(Dataset entries)
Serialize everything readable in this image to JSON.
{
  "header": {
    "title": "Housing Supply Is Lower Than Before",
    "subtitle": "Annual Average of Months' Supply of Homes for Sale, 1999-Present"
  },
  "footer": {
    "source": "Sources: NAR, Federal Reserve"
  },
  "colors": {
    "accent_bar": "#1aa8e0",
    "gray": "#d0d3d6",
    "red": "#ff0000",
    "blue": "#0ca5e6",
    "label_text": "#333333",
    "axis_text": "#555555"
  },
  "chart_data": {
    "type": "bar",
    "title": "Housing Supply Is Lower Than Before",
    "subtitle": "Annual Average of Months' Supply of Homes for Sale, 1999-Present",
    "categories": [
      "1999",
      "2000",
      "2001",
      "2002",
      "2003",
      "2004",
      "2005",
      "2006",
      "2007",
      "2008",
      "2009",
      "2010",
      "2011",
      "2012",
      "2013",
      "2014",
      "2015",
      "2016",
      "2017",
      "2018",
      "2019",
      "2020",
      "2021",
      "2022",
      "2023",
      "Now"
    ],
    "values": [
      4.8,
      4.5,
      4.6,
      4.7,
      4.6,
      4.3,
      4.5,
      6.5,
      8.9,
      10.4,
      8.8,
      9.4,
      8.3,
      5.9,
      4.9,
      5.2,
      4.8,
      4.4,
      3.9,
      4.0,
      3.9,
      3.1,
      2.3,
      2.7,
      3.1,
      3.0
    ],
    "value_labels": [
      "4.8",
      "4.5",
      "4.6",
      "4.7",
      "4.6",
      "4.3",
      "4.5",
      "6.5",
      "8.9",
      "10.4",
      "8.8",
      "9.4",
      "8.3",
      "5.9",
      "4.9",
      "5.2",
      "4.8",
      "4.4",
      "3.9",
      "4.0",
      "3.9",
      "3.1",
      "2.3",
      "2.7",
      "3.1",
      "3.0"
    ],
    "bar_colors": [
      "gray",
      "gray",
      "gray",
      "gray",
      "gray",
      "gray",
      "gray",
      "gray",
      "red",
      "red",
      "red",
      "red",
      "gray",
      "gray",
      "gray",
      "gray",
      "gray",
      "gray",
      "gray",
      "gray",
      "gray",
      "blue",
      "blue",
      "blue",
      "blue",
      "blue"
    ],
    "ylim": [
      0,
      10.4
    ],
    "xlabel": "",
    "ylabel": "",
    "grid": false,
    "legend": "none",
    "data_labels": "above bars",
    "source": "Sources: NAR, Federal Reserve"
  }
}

Problem description> What do the records say? Quote them all exactly.

Response below>
Serialize everything readable in this image to JSON.
{
  "header": {
    "title": "Housing Supply Is Lower Than Before",
    "subtitle": "Annual Average of Months' Supply of Homes for Sale, 1999-Present"
  },
  "footer": {
    "source": "Sources: NAR, Federal Reserve"
  },
  "colors": {
    "accent_bar": "#1aa8e0",
    "gray": "#d0d3d6",
    "red": "#ff0000",
    "blue": "#0ca5e6",
    "label_text": "#333333",
    "axis_text": "#555555"
  },
  "chart_data": {
    "type": "bar",
    "title": "Housing Supply Is Lower Than Before",
    "subtitle": "Annual Average of Months' Supply of Homes for Sale, 1999-Present",
    "categories": [
      "1999",
      "2000",
      "2001",
      "2002",
      "2003",
      "2004",
      "2005",
      "2006",
      "2007",
      "2008",
      "2009",
      "2010",
      "2011",
      "2012",
      "2013",
      "2014",
      "2015",
      "2016",
      "2017",
      "2018",
      "2019",
      "2020",
      "2021",
      "2022",
      "2023",
      "Now"
    ],
    "values": [
      4.8,
      4.5,
      4.6,
      4.7,
      4.6,
      4.3,
      4.5,
      6.5,
      8.9,
      10.4,
      8.8,
      9.4,
      8.3,
      5.9,
      4.9,
      5.2,
      4.8,
      4.4,
      3.9,
      4.0,
      3.9,
      3.1,
      2.3,
      2.7,
      3.1,
      3.0
    ],
    "value_labels": [
      "4.8",
      "4.5",
      "4.6",
      "4.7",
      "4.6",
      "4.3",
      "4.5",
      "6.5",
      "8.9",
      "10.4",
      "8.8",
      "9.4",
      "8.3",
      "5.9",
      "4.9",
      "5.2",
      "4.8",
      "4.4",
      "3.9",
      "4.0",
      "3.9",
      "3.1",
      "2.3",
      "2.7",
      "3.1",
      "3.0"
    ],
    "bar_colors": [
      "gray",
      "gray",
      "gray",
      "gray",
      "gray",
      "gray",
      "gray",
      "gray",
      "red",
      "red",
      "red",
      "red",
      "gray",
      "gray",
      "gray",
      "gray",
      "gray",
      "gray",
      "gray",
      "gray",
      "gray",
      "blue",
      "blue",
      "blue",
      "blue",
      "blue"
    ],
    "ylim": [
      0,
      10.4
    ],
    "xlabel": "",
    "ylabel": "",
    "grid": false,
    "legend": "none",
    "data_labels": "above bars",
    "source": "Sources: NAR, Federal Reserve"
  }
}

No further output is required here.